Goal of the exercise
Omit any picture, and return the remaining data exactly as written.
----
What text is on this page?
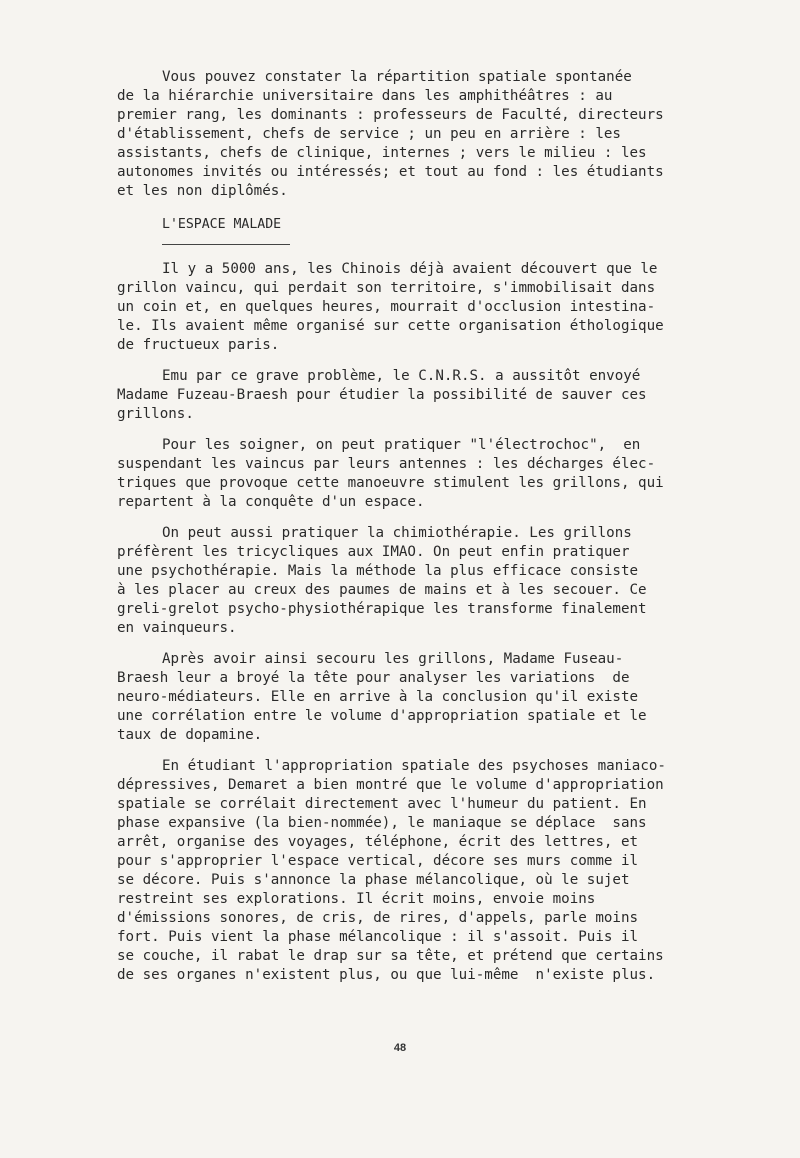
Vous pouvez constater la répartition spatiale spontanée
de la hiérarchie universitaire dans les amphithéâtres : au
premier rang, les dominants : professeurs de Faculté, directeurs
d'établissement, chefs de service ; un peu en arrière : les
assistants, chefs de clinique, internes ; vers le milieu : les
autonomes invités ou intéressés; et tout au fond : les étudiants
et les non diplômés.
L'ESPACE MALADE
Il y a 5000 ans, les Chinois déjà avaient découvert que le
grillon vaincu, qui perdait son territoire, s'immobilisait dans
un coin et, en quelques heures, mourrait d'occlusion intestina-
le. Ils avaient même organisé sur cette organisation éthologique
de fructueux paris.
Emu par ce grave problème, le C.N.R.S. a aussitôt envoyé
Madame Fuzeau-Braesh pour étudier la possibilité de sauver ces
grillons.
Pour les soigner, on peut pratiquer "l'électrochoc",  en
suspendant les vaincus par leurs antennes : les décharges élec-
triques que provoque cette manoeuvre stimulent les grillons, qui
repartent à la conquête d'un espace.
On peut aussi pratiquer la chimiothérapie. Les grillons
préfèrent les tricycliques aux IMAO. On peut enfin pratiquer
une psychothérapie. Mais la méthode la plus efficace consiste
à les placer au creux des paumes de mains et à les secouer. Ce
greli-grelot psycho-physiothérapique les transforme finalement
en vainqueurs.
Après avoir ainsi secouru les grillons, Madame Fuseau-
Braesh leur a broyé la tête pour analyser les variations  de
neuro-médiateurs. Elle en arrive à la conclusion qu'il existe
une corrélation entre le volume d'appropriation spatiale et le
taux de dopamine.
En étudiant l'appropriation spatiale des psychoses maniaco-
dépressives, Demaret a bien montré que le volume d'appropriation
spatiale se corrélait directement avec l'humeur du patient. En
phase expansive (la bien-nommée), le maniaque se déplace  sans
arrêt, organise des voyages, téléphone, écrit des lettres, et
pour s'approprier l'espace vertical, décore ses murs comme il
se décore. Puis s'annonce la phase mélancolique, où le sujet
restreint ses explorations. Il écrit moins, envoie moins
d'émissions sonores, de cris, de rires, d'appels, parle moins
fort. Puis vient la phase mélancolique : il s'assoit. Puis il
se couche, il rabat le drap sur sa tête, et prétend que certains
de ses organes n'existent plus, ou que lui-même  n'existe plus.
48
----
Task output
What text is on this page?
Vous pouvez constater la répartition spatiale spontanée
de la hiérarchie universitaire dans les amphithéâtres : au
premier rang, les dominants : professeurs de Faculté, directeurs
d'établissement, chefs de service ; un peu en arrière : les
assistants, chefs de clinique, internes ; vers le milieu : les
autonomes invités ou intéressés; et tout au fond : les étudiants
et les non diplômés.
L'ESPACE MALADE
Il y a 5000 ans, les Chinois déjà avaient découvert que le
grillon vaincu, qui perdait son territoire, s'immobilisait dans
un coin et, en quelques heures, mourrait d'occlusion intestina-
le. Ils avaient même organisé sur cette organisation éthologique
de fructueux paris.
Emu par ce grave problème, le C.N.R.S. a aussitôt envoyé
Madame Fuzeau-Braesh pour étudier la possibilité de sauver ces
grillons.
Pour les soigner, on peut pratiquer "l'électrochoc",  en
suspendant les vaincus par leurs antennes : les décharges élec-
triques que provoque cette manoeuvre stimulent les grillons, qui
repartent à la conquête d'un espace.
On peut aussi pratiquer la chimiothérapie. Les grillons
préfèrent les tricycliques aux IMAO. On peut enfin pratiquer
une psychothérapie. Mais la méthode la plus efficace consiste
à les placer au creux des paumes de mains et à les secouer. Ce
greli-grelot psycho-physiothérapique les transforme finalement
en vainqueurs.
Après avoir ainsi secouru les grillons, Madame Fuseau-
Braesh leur a broyé la tête pour analyser les variations  de
neuro-médiateurs. Elle en arrive à la conclusion qu'il existe
une corrélation entre le volume d'appropriation spatiale et le
taux de dopamine.
En étudiant l'appropriation spatiale des psychoses maniaco-
dépressives, Demaret a bien montré que le volume d'appropriation
spatiale se corrélait directement avec l'humeur du patient. En
phase expansive (la bien-nommée), le maniaque se déplace  sans
arrêt, organise des voyages, téléphone, écrit des lettres, et
pour s'approprier l'espace vertical, décore ses murs comme il
se décore. Puis s'annonce la phase mélancolique, où le sujet
restreint ses explorations. Il écrit moins, envoie moins
d'émissions sonores, de cris, de rires, d'appels, parle moins
fort. Puis vient la phase mélancolique : il s'assoit. Puis il
se couche, il rabat le drap sur sa tête, et prétend que certains
de ses organes n'existent plus, ou que lui-même  n'existe plus.
48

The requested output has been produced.